DIRECTIONS FOR THIS TASK: Reproduce every one of the following records verbatim, line for line.

MATERIAL FOR THE TASK:
------------------------------------
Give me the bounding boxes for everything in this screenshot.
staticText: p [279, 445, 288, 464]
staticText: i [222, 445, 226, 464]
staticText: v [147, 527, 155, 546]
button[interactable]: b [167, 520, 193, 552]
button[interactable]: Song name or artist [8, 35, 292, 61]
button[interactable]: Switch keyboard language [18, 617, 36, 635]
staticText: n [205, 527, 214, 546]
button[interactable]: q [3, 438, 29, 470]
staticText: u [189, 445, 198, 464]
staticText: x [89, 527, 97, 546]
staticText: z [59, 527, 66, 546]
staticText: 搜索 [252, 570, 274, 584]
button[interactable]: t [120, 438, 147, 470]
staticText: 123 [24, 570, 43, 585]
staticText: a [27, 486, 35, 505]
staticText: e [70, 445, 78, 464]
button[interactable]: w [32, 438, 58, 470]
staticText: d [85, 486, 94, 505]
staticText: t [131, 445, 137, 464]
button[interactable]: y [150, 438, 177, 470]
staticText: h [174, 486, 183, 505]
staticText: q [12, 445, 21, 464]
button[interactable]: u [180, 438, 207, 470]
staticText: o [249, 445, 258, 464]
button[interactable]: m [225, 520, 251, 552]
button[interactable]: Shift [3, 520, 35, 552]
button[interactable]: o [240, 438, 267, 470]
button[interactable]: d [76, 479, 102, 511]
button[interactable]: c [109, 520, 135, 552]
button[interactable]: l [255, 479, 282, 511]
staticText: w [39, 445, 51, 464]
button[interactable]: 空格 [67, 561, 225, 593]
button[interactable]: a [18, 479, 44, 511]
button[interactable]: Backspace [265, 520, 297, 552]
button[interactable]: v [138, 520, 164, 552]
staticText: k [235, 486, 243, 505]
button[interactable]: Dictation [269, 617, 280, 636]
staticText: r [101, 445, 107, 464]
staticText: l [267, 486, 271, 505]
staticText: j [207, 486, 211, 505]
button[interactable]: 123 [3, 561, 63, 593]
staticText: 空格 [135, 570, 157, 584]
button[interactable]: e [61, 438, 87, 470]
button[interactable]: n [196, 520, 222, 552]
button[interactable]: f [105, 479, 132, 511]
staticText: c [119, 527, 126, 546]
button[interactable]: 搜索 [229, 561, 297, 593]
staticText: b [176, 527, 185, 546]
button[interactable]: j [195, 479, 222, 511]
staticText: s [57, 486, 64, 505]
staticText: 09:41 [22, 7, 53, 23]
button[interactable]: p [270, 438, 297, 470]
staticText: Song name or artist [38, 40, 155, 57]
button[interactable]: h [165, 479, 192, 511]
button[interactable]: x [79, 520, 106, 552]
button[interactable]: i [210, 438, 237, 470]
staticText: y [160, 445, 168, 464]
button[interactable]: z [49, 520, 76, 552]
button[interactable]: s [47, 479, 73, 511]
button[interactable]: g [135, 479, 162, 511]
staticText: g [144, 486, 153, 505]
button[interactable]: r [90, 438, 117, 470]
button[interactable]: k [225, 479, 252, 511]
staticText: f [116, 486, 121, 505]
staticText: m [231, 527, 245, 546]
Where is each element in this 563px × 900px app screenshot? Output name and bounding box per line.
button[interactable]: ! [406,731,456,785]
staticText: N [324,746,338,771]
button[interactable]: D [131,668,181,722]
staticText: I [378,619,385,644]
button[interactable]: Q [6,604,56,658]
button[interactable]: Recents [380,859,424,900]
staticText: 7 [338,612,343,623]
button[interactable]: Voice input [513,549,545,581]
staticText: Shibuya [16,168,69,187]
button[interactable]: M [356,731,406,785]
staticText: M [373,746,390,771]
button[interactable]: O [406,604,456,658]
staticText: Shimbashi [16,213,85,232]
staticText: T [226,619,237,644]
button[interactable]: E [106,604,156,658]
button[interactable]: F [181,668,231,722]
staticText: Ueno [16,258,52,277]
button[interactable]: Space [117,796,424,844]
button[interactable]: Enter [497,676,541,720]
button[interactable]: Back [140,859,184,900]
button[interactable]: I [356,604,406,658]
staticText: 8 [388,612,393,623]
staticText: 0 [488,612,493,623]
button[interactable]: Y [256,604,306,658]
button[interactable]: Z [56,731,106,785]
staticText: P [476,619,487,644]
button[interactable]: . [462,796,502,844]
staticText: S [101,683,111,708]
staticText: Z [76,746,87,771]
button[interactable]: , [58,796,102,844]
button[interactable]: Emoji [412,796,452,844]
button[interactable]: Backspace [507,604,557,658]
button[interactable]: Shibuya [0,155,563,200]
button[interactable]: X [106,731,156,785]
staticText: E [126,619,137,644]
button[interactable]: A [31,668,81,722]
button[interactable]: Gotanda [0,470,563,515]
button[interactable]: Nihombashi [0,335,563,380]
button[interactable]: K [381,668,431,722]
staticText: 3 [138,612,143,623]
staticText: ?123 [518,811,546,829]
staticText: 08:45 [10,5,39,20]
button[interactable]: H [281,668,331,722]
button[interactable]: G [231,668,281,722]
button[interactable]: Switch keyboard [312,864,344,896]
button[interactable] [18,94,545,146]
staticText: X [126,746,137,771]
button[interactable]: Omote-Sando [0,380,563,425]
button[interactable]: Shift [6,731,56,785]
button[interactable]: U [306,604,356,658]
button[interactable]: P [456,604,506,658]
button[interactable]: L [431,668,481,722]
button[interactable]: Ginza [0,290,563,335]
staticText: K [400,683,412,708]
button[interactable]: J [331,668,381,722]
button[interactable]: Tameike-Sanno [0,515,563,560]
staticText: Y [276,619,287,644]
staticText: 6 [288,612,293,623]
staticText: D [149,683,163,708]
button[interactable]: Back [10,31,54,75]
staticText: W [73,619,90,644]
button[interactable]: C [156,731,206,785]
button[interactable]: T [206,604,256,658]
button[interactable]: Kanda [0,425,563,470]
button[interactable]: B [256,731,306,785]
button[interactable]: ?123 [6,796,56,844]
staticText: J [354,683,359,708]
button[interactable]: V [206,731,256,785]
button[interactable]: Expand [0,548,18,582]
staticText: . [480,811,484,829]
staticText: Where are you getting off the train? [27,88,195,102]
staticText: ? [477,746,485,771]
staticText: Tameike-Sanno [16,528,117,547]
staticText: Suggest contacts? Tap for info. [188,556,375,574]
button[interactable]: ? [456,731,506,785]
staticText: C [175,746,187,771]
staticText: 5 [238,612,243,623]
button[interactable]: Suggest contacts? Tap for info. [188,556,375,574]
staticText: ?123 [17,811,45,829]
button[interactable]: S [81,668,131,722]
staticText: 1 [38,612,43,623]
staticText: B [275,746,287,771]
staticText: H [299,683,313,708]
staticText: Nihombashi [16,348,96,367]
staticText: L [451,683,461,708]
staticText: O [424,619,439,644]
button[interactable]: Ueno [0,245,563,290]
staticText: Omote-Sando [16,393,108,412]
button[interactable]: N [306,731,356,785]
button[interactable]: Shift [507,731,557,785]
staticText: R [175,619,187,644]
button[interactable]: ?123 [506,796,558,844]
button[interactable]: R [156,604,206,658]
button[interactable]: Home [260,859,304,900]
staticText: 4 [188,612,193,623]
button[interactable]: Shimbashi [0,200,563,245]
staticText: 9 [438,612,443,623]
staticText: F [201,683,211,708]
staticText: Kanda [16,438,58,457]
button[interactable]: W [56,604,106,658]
------------------------------------
SOLUTION TO THIS PROBLEM:
Give me the bounding boxes for everything in this screenshot.
staticText: p [279, 445, 288, 464]
staticText: i [222, 445, 226, 464]
staticText: v [147, 527, 155, 546]
button[interactable]: b [167, 520, 193, 552]
button[interactable]: Song name or artist [8, 35, 292, 61]
button[interactable]: Switch keyboard language [18, 617, 36, 635]
staticText: n [205, 527, 214, 546]
button[interactable]: q [3, 438, 29, 470]
staticText: u [189, 445, 198, 464]
staticText: x [89, 527, 97, 546]
staticText: z [59, 527, 66, 546]
staticText: 搜索 [252, 570, 274, 584]
button[interactable]: t [120, 438, 147, 470]
staticText: 123 [24, 570, 43, 585]
staticText: a [27, 486, 35, 505]
staticText: e [70, 445, 78, 464]
button[interactable]: w [32, 438, 58, 470]
staticText: d [85, 486, 94, 505]
staticText: t [131, 445, 137, 464]
button[interactable]: y [150, 438, 177, 470]
staticText: h [174, 486, 183, 505]
staticText: q [12, 445, 21, 464]
button[interactable]: u [180, 438, 207, 470]
staticText: o [249, 445, 258, 464]
button[interactable]: m [225, 520, 251, 552]
button[interactable]: Shift [3, 520, 35, 552]
button[interactable]: o [240, 438, 267, 470]
button[interactable]: d [76, 479, 102, 511]
button[interactable]: c [109, 520, 135, 552]
button[interactable]: l [255, 479, 282, 511]
staticText: w [39, 445, 51, 464]
button[interactable]: 空格 [67, 561, 225, 593]
button[interactable]: a [18, 479, 44, 511]
button[interactable]: Backspace [265, 520, 297, 552]
button[interactable]: v [138, 520, 164, 552]
staticText: k [235, 486, 243, 505]
button[interactable]: Dictation [269, 617, 280, 636]
staticText: r [101, 445, 107, 464]
staticText: l [267, 486, 271, 505]
staticText: j [207, 486, 211, 505]
button[interactable]: 123 [3, 561, 63, 593]
staticText: 空格 [135, 570, 157, 584]
button[interactable]: e [61, 438, 87, 470]
button[interactable]: n [196, 520, 222, 552]
button[interactable]: f [105, 479, 132, 511]
staticText: c [119, 527, 126, 546]
button[interactable]: 搜索 [229, 561, 297, 593]
staticText: b [176, 527, 185, 546]
button[interactable]: j [195, 479, 222, 511]
staticText: s [57, 486, 64, 505]
staticText: 09:41 [22, 7, 53, 23]
button[interactable]: p [270, 438, 297, 470]
staticText: Song name or artist [38, 40, 155, 57]
button[interactable]: h [165, 479, 192, 511]
button[interactable]: x [79, 520, 106, 552]
button[interactable]: i [210, 438, 237, 470]
staticText: y [160, 445, 168, 464]
button[interactable]: z [49, 520, 76, 552]
button[interactable]: s [47, 479, 73, 511]
button[interactable]: g [135, 479, 162, 511]
staticText: g [144, 486, 153, 505]
button[interactable]: r [90, 438, 117, 470]
button[interactable]: k [225, 479, 252, 511]
staticText: f [116, 486, 121, 505]
staticText: m [231, 527, 245, 546]
Where is each element in this 563px × 900px app screenshot? Output name and bounding box per line.
button[interactable]: ! [406,731,456,785]
staticText: N [324,746,338,771]
button[interactable]: D [131,668,181,722]
staticText: I [378,619,385,644]
button[interactable]: Q [6,604,56,658]
button[interactable]: Recents [380,859,424,900]
staticText: 7 [338,612,343,623]
button[interactable]: Voice input [513,549,545,581]
staticText: Shibuya [16,168,69,187]
button[interactable]: M [356,731,406,785]
staticText: M [373,746,390,771]
button[interactable]: O [406,604,456,658]
staticText: Shimbashi [16,213,85,232]
staticText: T [226,619,237,644]
button[interactable]: E [106,604,156,658]
button[interactable]: F [181,668,231,722]
staticText: Ueno [16,258,52,277]
button[interactable]: Space [117,796,424,844]
button[interactable]: Enter [497,676,541,720]
button[interactable]: Back [140,859,184,900]
button[interactable]: I [356,604,406,658]
staticText: 8 [388,612,393,623]
staticText: 0 [488,612,493,623]
button[interactable]: Y [256,604,306,658]
button[interactable]: Z [56,731,106,785]
staticText: P [476,619,487,644]
button[interactable]: . [462,796,502,844]
staticText: S [101,683,111,708]
staticText: Z [76,746,87,771]
button[interactable]: , [58,796,102,844]
button[interactable]: Emoji [412,796,452,844]
button[interactable]: Backspace [507,604,557,658]
button[interactable]: Shibuya [0,155,563,200]
button[interactable]: X [106,731,156,785]
staticText: E [126,619,137,644]
button[interactable]: A [31,668,81,722]
button[interactable]: Gotanda [0,470,563,515]
button[interactable]: Nihombashi [0,335,563,380]
button[interactable]: K [381,668,431,722]
staticText: 3 [138,612,143,623]
staticText: ?123 [518,811,546,829]
staticText: 08:45 [10,5,39,20]
button[interactable]: H [281,668,331,722]
button[interactable]: G [231,668,281,722]
button[interactable]: Switch keyboard [312,864,344,896]
button[interactable] [18,94,545,146]
staticText: X [126,746,137,771]
button[interactable]: Omote-Sando [0,380,563,425]
button[interactable]: Shift [6,731,56,785]
button[interactable]: U [306,604,356,658]
button[interactable]: P [456,604,506,658]
button[interactable]: L [431,668,481,722]
button[interactable]: Ginza [0,290,563,335]
staticText: K [400,683,412,708]
button[interactable]: J [331,668,381,722]
button[interactable]: Tameike-Sanno [0,515,563,560]
staticText: Y [276,619,287,644]
staticText: 6 [288,612,293,623]
staticText: D [149,683,163,708]
button[interactable]: Back [10,31,54,75]
staticText: W [73,619,90,644]
button[interactable]: C [156,731,206,785]
button[interactable]: T [206,604,256,658]
button[interactable]: Kanda [0,425,563,470]
button[interactable]: B [256,731,306,785]
button[interactable]: ?123 [6,796,56,844]
staticText: J [354,683,359,708]
button[interactable]: V [206,731,256,785]
button[interactable]: Expand [0,548,18,582]
staticText: . [480,811,484,829]
staticText: Where are you getting off the train? [27,88,195,102]
staticText: ? [477,746,485,771]
staticText: Tameike-Sanno [16,528,117,547]
staticText: Suggest contacts? Tap for info. [188,556,375,574]
button[interactable]: ? [456,731,506,785]
staticText: C [175,746,187,771]
staticText: 5 [238,612,243,623]
button[interactable]: Suggest contacts? Tap for info. [188,556,375,574]
staticText: ?123 [17,811,45,829]
button[interactable]: S [81,668,131,722]
staticText: 1 [38,612,43,623]
staticText: B [275,746,287,771]
staticText: H [299,683,313,708]
staticText: Nihombashi [16,348,96,367]
staticText: L [451,683,461,708]
staticText: O [424,619,439,644]
button[interactable]: Ueno [0,245,563,290]
staticText: Omote-Sando [16,393,108,412]
button[interactable]: N [306,731,356,785]
button[interactable]: Shift [507,731,557,785]
staticText: R [175,619,187,644]
button[interactable]: ?123 [506,796,558,844]
button[interactable]: R [156,604,206,658]
button[interactable]: Home [260,859,304,900]
staticText: 4 [188,612,193,623]
button[interactable]: Shimbashi [0,200,563,245]
staticText: 9 [438,612,443,623]
staticText: F [201,683,211,708]
staticText: Kanda [16,438,58,457]
button[interactable]: W [56,604,106,658]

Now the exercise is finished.